*INPUT RECORDS*:
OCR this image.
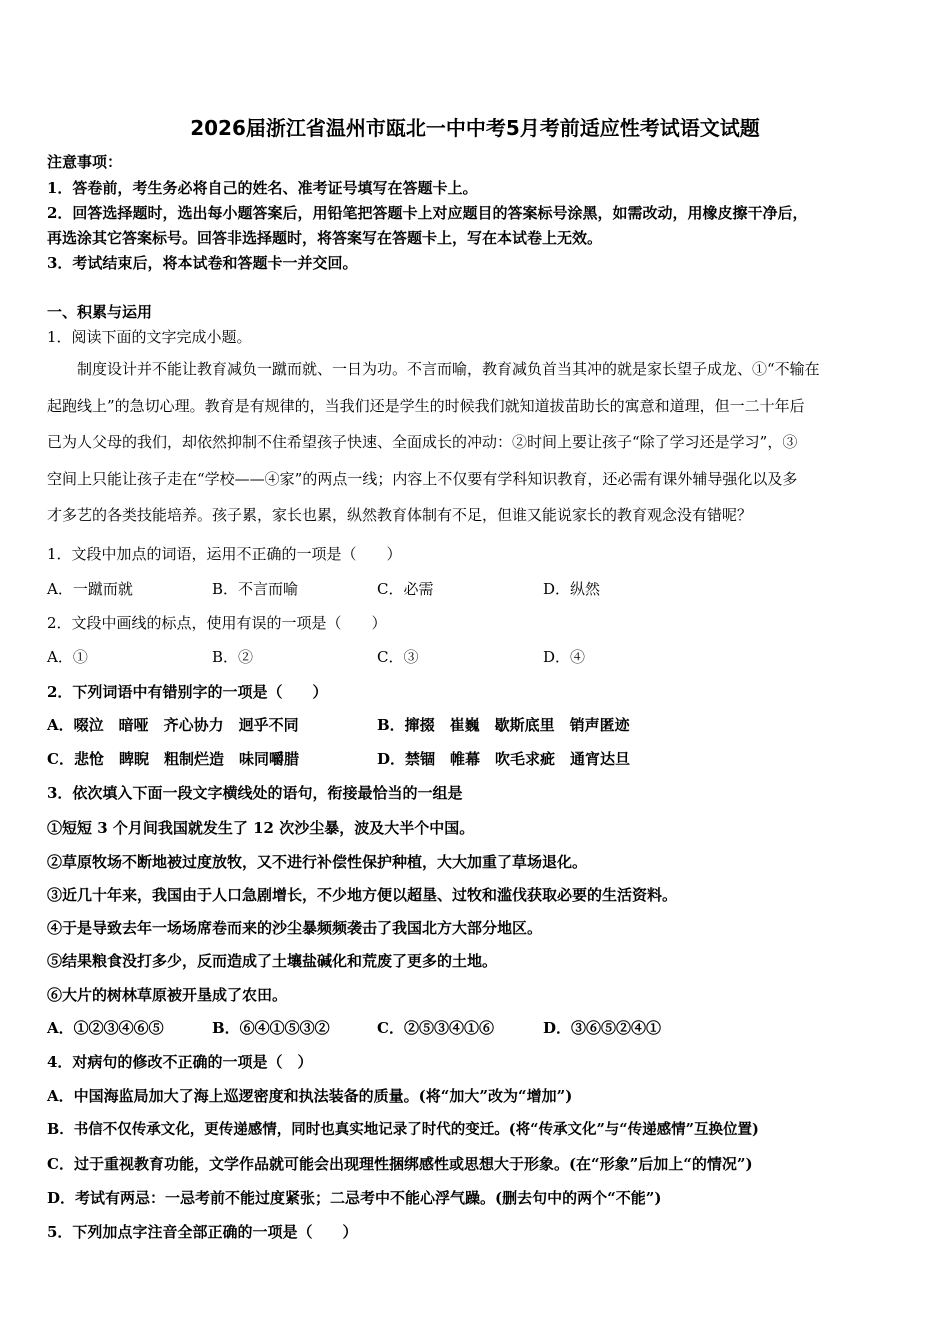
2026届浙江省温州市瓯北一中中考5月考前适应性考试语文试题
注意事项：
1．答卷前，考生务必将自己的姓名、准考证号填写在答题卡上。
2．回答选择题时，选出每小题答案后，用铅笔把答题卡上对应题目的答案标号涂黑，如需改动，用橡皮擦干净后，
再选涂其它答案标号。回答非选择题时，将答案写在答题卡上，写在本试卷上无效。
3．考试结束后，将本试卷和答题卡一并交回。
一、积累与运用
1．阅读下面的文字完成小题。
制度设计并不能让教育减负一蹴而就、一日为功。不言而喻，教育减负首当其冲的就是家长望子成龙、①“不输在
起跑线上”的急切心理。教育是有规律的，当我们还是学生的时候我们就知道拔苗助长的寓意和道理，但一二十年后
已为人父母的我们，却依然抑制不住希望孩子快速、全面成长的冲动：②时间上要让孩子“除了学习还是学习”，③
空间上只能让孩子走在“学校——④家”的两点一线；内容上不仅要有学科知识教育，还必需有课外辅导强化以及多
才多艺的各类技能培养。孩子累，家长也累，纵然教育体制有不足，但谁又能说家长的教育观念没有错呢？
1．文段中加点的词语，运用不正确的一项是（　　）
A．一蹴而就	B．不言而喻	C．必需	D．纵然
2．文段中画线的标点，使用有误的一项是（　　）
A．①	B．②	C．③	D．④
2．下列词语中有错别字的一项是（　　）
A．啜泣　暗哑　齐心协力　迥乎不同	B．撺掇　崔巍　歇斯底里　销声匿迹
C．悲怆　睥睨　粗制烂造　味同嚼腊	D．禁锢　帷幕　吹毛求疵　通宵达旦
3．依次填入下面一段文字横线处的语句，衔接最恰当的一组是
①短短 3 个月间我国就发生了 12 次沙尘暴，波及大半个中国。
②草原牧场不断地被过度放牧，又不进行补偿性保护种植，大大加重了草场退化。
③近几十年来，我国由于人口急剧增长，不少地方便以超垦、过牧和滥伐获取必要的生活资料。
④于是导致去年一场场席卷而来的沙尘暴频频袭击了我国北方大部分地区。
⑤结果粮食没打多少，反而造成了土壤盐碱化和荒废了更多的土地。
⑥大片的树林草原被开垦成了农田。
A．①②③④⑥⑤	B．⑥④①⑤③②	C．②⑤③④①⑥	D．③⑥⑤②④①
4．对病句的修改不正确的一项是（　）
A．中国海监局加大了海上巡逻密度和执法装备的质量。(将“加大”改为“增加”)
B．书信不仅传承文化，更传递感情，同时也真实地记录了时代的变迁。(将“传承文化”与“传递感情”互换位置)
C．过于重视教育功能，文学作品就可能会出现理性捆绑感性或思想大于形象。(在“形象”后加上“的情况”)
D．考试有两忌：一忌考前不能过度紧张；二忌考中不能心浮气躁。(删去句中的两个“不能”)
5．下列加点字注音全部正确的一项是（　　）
...
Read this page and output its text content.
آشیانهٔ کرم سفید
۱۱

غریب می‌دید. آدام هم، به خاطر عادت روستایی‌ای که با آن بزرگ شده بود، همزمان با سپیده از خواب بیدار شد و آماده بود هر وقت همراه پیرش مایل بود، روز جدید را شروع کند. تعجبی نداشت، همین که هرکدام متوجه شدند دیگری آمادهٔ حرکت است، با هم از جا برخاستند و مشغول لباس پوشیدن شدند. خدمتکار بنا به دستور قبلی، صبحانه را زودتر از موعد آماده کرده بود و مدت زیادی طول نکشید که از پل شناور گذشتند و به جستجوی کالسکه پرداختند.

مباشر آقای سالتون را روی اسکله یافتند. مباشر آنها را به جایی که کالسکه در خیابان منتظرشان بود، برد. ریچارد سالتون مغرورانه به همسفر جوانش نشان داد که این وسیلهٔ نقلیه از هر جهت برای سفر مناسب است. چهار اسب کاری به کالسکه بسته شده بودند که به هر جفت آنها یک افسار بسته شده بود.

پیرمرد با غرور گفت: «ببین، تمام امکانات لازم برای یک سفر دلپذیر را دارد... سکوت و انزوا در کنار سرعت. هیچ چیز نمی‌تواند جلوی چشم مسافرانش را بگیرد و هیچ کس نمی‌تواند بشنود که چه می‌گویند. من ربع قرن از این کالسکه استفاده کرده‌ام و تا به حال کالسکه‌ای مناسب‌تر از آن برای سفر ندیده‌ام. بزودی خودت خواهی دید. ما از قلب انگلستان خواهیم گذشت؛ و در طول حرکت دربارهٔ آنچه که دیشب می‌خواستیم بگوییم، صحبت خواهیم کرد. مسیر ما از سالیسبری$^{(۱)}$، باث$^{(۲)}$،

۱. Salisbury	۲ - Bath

*WHAT IS ASKED*: Pull out every line of the entries that includes the word "برای".

*SOLUTION FOR THIS TASK*:
مباشر آقای سالتون را روی اسکله یافتند. مباشر آنها را به جایی که کالسکه در خیابان منتظرشان بود، برد. ریچارد سالتون مغرورانه به همسفر جوانش نشان داد که این وسیلهٔ نقلیه از هر جهت برای سفر مناسب است. چهار اسب کاری به کالسکه بسته شده بودند که به هر جفت آنها یک افسار بسته شده بود.
پیرمرد با غرور گفت: «ببین، تمام امکانات لازم برای یک سفر دلپذیر را دارد... سکوت و انزوا در کنار سرعت. هیچ چیز نمی‌تواند جلوی چشم مسافرانش را بگیرد و هیچ کس نمی‌تواند بشنود که چه می‌گویند. من ربع قرن از این کالسکه استفاده کرده‌ام و تا به حال کالسکه‌ای مناسب‌تر از آن برای سفر ندیده‌ام. بزودی خودت خواهی دید. ما از قلب انگلستان خواهیم گذشت؛ و در طول حرکت دربارهٔ آنچه که دیشب می‌خواستیم بگوییم، صحبت خواهیم کرد. مسیر ما از سالیسبری$^{(۱)}$، باث$^{(۲)}$،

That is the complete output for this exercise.